*Short problem*
Look at the entries below and reproduce them exactly.
★ ★ ★
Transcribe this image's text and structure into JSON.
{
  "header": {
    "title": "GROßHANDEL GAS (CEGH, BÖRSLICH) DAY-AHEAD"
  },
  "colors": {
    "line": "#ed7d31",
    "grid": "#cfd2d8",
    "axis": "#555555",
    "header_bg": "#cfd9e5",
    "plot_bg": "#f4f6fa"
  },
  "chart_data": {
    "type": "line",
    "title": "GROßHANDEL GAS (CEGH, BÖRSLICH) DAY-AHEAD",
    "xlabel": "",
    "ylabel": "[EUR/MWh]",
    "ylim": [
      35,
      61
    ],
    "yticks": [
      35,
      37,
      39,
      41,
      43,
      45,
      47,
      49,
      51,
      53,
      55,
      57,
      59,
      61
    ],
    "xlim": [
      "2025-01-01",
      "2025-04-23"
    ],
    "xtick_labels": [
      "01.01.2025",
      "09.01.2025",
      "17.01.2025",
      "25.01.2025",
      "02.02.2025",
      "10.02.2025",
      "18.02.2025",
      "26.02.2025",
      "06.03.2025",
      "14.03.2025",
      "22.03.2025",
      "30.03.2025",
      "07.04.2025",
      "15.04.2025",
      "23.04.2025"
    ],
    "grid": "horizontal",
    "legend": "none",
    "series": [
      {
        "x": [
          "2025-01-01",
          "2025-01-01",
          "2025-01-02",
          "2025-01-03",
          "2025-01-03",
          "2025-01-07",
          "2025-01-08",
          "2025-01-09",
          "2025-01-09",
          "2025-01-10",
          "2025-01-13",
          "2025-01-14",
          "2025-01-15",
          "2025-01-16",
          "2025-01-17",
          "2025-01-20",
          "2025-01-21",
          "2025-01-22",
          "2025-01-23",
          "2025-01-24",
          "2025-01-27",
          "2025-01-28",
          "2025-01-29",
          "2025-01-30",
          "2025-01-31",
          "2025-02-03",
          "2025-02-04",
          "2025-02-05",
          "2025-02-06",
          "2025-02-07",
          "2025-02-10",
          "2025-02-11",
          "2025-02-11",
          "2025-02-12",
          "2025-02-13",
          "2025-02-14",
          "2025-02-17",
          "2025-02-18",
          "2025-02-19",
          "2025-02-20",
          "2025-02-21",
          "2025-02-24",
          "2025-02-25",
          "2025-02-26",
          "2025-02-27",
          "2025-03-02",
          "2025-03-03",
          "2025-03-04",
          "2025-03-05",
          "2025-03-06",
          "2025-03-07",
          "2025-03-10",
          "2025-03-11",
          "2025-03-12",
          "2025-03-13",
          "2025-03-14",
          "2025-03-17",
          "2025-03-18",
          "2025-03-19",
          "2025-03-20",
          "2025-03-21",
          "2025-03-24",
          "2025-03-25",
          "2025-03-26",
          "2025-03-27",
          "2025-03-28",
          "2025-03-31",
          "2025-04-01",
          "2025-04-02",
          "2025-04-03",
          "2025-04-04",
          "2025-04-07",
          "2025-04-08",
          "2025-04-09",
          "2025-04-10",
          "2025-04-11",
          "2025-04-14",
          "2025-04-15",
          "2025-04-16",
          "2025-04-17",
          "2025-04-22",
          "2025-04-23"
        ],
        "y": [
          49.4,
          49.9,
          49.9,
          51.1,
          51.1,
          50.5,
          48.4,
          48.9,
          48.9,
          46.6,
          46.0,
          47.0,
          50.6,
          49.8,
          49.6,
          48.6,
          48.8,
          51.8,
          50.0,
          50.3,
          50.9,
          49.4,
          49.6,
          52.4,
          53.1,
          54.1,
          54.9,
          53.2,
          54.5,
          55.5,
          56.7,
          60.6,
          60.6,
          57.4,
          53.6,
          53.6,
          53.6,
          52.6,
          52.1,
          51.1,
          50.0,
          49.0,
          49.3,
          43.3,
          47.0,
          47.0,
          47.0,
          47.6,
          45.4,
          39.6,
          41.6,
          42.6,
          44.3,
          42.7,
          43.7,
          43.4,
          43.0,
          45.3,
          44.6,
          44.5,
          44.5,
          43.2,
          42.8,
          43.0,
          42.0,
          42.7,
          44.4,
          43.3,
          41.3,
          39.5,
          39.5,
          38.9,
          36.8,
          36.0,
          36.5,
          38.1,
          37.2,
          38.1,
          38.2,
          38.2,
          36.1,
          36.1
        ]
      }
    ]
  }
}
★ ★ ★
*Solution*
Transcribe this image's text and structure into JSON.
{
  "header": {
    "title": "GROßHANDEL GAS (CEGH, BÖRSLICH) DAY-AHEAD"
  },
  "colors": {
    "line": "#ed7d31",
    "grid": "#cfd2d8",
    "axis": "#555555",
    "header_bg": "#cfd9e5",
    "plot_bg": "#f4f6fa"
  },
  "chart_data": {
    "type": "line",
    "title": "GROßHANDEL GAS (CEGH, BÖRSLICH) DAY-AHEAD",
    "xlabel": "",
    "ylabel": "[EUR/MWh]",
    "ylim": [
      35,
      61
    ],
    "yticks": [
      35,
      37,
      39,
      41,
      43,
      45,
      47,
      49,
      51,
      53,
      55,
      57,
      59,
      61
    ],
    "xlim": [
      "2025-01-01",
      "2025-04-23"
    ],
    "xtick_labels": [
      "01.01.2025",
      "09.01.2025",
      "17.01.2025",
      "25.01.2025",
      "02.02.2025",
      "10.02.2025",
      "18.02.2025",
      "26.02.2025",
      "06.03.2025",
      "14.03.2025",
      "22.03.2025",
      "30.03.2025",
      "07.04.2025",
      "15.04.2025",
      "23.04.2025"
    ],
    "grid": "horizontal",
    "legend": "none",
    "series": [
      {
        "x": [
          "2025-01-01",
          "2025-01-01",
          "2025-01-02",
          "2025-01-03",
          "2025-01-03",
          "2025-01-07",
          "2025-01-08",
          "2025-01-09",
          "2025-01-09",
          "2025-01-10",
          "2025-01-13",
          "2025-01-14",
          "2025-01-15",
          "2025-01-16",
          "2025-01-17",
          "2025-01-20",
          "2025-01-21",
          "2025-01-22",
          "2025-01-23",
          "2025-01-24",
          "2025-01-27",
          "2025-01-28",
          "2025-01-29",
          "2025-01-30",
          "2025-01-31",
          "2025-02-03",
          "2025-02-04",
          "2025-02-05",
          "2025-02-06",
          "2025-02-07",
          "2025-02-10",
          "2025-02-11",
          "2025-02-11",
          "2025-02-12",
          "2025-02-13",
          "2025-02-14",
          "2025-02-17",
          "2025-02-18",
          "2025-02-19",
          "2025-02-20",
          "2025-02-21",
          "2025-02-24",
          "2025-02-25",
          "2025-02-26",
          "2025-02-27",
          "2025-03-02",
          "2025-03-03",
          "2025-03-04",
          "2025-03-05",
          "2025-03-06",
          "2025-03-07",
          "2025-03-10",
          "2025-03-11",
          "2025-03-12",
          "2025-03-13",
          "2025-03-14",
          "2025-03-17",
          "2025-03-18",
          "2025-03-19",
          "2025-03-20",
          "2025-03-21",
          "2025-03-24",
          "2025-03-25",
          "2025-03-26",
          "2025-03-27",
          "2025-03-28",
          "2025-03-31",
          "2025-04-01",
          "2025-04-02",
          "2025-04-03",
          "2025-04-04",
          "2025-04-07",
          "2025-04-08",
          "2025-04-09",
          "2025-04-10",
          "2025-04-11",
          "2025-04-14",
          "2025-04-15",
          "2025-04-16",
          "2025-04-17",
          "2025-04-22",
          "2025-04-23"
        ],
        "y": [
          49.4,
          49.9,
          49.9,
          51.1,
          51.1,
          50.5,
          48.4,
          48.9,
          48.9,
          46.6,
          46.0,
          47.0,
          50.6,
          49.8,
          49.6,
          48.6,
          48.8,
          51.8,
          50.0,
          50.3,
          50.9,
          49.4,
          49.6,
          52.4,
          53.1,
          54.1,
          54.9,
          53.2,
          54.5,
          55.5,
          56.7,
          60.6,
          60.6,
          57.4,
          53.6,
          53.6,
          53.6,
          52.6,
          52.1,
          51.1,
          50.0,
          49.0,
          49.3,
          43.3,
          47.0,
          47.0,
          47.0,
          47.6,
          45.4,
          39.6,
          41.6,
          42.6,
          44.3,
          42.7,
          43.7,
          43.4,
          43.0,
          45.3,
          44.6,
          44.5,
          44.5,
          43.2,
          42.8,
          43.0,
          42.0,
          42.7,
          44.4,
          43.3,
          41.3,
          39.5,
          39.5,
          38.9,
          36.8,
          36.0,
          36.5,
          38.1,
          37.2,
          38.1,
          38.2,
          38.2,
          36.1,
          36.1
        ]
      }
    ]
  }
}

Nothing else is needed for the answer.